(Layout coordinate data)
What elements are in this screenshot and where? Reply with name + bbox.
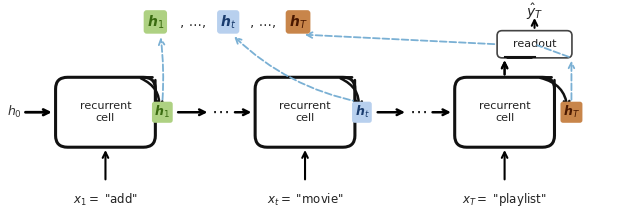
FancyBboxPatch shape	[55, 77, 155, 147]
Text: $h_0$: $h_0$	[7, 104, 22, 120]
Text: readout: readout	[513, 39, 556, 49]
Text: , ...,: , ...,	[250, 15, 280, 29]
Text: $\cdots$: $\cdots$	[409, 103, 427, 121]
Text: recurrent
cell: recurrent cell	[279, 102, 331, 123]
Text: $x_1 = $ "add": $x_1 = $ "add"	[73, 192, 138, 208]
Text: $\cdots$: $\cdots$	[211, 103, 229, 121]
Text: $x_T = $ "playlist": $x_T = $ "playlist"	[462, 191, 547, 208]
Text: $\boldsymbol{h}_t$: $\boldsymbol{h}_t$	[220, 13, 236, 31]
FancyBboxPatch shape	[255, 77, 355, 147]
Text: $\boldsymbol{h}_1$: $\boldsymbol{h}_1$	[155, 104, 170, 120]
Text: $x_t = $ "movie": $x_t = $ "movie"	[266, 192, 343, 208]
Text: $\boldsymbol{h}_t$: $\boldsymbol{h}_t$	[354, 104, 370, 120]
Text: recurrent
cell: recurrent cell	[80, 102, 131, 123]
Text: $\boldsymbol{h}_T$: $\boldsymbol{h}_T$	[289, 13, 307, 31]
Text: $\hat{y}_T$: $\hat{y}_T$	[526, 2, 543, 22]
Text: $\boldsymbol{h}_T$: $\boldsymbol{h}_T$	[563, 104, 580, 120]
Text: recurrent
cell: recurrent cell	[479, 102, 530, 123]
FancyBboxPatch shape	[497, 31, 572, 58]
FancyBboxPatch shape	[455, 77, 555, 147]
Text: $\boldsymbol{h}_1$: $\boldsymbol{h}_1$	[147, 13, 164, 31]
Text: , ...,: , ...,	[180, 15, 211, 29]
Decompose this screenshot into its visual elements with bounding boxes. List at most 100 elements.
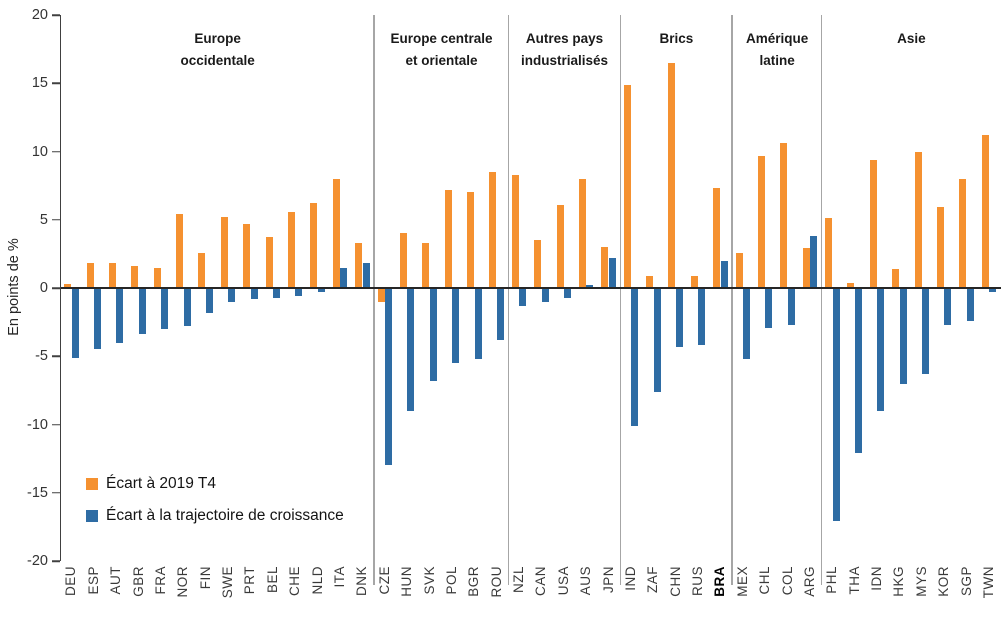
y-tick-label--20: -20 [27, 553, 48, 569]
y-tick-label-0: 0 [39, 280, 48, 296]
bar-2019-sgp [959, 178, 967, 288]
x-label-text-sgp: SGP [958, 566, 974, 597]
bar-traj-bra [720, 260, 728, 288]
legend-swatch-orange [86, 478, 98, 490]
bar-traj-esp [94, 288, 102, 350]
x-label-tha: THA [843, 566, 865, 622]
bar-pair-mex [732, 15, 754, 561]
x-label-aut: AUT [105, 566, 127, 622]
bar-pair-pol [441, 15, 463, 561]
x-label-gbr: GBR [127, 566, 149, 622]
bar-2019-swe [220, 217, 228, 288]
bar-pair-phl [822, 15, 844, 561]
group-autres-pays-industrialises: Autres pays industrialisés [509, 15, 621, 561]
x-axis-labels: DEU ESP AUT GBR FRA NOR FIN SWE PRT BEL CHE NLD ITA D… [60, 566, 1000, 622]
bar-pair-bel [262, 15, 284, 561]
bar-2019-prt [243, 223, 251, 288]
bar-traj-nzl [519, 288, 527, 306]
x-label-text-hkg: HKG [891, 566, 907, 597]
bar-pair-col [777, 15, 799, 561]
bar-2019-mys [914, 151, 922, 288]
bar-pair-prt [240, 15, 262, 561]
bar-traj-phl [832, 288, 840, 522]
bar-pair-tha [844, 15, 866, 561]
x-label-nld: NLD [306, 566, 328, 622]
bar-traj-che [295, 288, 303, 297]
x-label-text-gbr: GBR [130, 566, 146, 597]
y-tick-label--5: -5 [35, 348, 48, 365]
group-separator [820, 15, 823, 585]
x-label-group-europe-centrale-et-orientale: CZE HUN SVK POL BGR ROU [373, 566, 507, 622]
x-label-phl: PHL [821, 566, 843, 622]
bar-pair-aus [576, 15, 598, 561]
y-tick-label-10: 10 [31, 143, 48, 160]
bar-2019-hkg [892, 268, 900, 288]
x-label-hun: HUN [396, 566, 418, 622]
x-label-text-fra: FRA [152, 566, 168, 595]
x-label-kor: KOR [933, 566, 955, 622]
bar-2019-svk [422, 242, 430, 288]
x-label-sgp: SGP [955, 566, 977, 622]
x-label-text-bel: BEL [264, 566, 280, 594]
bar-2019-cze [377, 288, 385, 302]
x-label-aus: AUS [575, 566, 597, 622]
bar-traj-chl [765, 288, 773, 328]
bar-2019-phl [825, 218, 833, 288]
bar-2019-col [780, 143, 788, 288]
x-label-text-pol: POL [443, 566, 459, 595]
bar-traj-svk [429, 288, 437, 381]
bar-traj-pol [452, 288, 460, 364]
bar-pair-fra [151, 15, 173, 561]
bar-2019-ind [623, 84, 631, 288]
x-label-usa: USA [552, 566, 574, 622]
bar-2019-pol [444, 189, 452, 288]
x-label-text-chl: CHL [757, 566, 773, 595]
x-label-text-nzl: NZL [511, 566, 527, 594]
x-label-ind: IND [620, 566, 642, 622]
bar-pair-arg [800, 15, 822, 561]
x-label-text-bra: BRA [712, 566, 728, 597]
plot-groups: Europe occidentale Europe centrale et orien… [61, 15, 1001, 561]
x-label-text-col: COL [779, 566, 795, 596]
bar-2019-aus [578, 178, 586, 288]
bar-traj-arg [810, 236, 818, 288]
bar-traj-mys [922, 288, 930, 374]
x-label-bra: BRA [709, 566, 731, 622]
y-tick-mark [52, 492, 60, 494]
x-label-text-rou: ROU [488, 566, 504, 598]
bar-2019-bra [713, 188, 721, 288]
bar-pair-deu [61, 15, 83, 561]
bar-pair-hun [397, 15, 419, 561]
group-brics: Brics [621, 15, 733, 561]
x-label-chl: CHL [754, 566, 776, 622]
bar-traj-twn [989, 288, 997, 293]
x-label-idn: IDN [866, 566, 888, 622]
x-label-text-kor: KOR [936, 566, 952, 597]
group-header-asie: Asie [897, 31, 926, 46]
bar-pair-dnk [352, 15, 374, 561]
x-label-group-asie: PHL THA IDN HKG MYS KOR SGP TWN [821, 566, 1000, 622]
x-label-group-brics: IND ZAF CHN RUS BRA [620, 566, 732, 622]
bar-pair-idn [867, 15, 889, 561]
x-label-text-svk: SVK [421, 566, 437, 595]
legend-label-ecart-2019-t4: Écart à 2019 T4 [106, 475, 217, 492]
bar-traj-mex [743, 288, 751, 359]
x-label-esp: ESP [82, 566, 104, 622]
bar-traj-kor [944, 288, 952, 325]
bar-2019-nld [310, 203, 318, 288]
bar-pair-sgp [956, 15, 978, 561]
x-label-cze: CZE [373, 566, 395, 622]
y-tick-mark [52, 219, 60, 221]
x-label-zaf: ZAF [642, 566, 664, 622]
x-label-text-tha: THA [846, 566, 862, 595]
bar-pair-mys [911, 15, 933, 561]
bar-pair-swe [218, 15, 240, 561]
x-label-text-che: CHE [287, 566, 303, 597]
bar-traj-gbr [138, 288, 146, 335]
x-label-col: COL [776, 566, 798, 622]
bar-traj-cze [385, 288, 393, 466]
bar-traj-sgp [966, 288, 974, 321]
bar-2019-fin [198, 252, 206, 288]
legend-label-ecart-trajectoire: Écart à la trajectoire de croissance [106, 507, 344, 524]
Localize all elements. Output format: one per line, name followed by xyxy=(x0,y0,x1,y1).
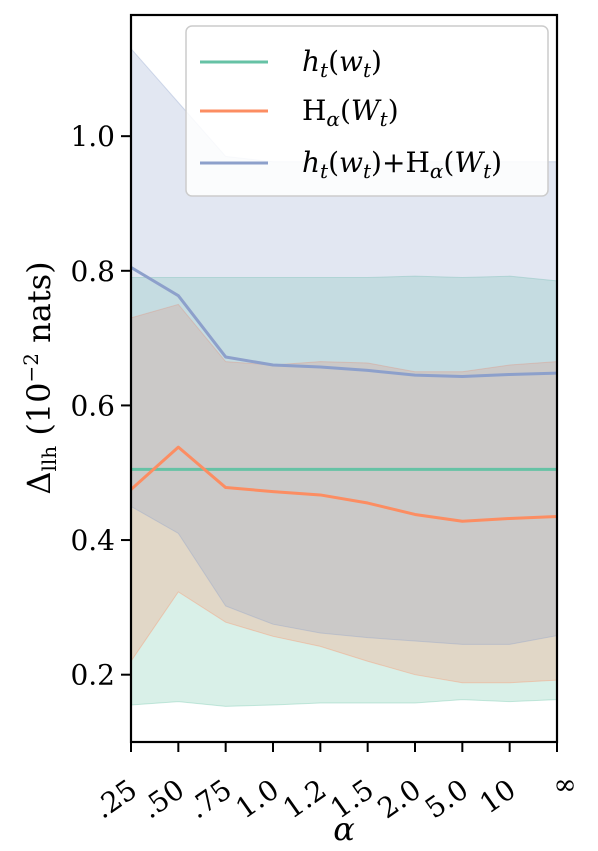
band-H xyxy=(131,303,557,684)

REQUIREMENTS: Put everything from the line containing "77, 155, 147]" down to the line containing "Decompose this screenshot" into a Markdown table with the columns Row and Data line, skipping any blank lines.

THE ANSWER:
| Row | Data line |
|---|---|
| 1 | FancyBboxPatch shape	[55, 77, 155, 147] |
| 2 | Text: $h_0$: $h_0$	[7, 104, 22, 120] |
| 3 | Text: readout: readout	[513, 39, 556, 49] |
| 4 | Text: , ...,: , ...,	[250, 15, 280, 29] |
| 5 | Text: $\cdots$: $\cdots$	[409, 103, 427, 121] |
| 6 | Text: recurrent |
| 7 | cell: recurrent cell	[279, 102, 331, 123] |
| 8 | Text: $x_1 = $ "add": $x_1 = $ "add"	[73, 192, 138, 208] |
| 9 | Text: $\cdots$: $\cdots$	[211, 103, 229, 121] |
| 10 | Text: $x_T = $ "playlist": $x_T = $ "playlist"	[462, 191, 547, 208] |
| 11 | Text: $\boldsymbol{h}_t$: $\boldsymbol{h}_t$	[220, 13, 236, 31] |
| 12 | FancyBboxPatch shape	[255, 77, 355, 147] |
| 13 | Text: $\boldsymbol{h}_1$: $\boldsymbol{h}_1$	[155, 104, 170, 120] |
| 14 | Text: $x_t = $ "movie": $x_t = $ "movie"	[266, 192, 343, 208] |
| 15 | Text: $\boldsymbol{h}_t$: $\boldsymbol{h}_t$	[354, 104, 370, 120] |
| 16 | Text: recurrent |
| 17 | cell: recurrent cell	[80, 102, 131, 123] |
| 18 | Text: $\boldsymbol{h}_T$: $\boldsymbol{h}_T$	[289, 13, 307, 31] |
| 19 | Text: $\hat{y}_T$: $\hat{y}_T$	[526, 2, 543, 22] |
| 20 | Text: $\boldsymbol{h}_T$: $\boldsymbol{h}_T$	[563, 104, 580, 120] |
| 21 | Text: recurrent |
| 22 | cell: recurrent cell	[479, 102, 530, 123] |
| 23 | FancyBboxPatch shape	[497, 31, 572, 58] |
| 24 | FancyBboxPatch shape	[455, 77, 555, 147] |
| 25 | Text: $\boldsymbol{h}_1$: $\boldsymbol{h}_1$	[147, 13, 164, 31] |
| 26 | Text: , ...,: , ...,	[180, 15, 211, 29] |
| 27 | Decompose this screenshot into its visual elements with bounding boxes. List at most 100 elements. |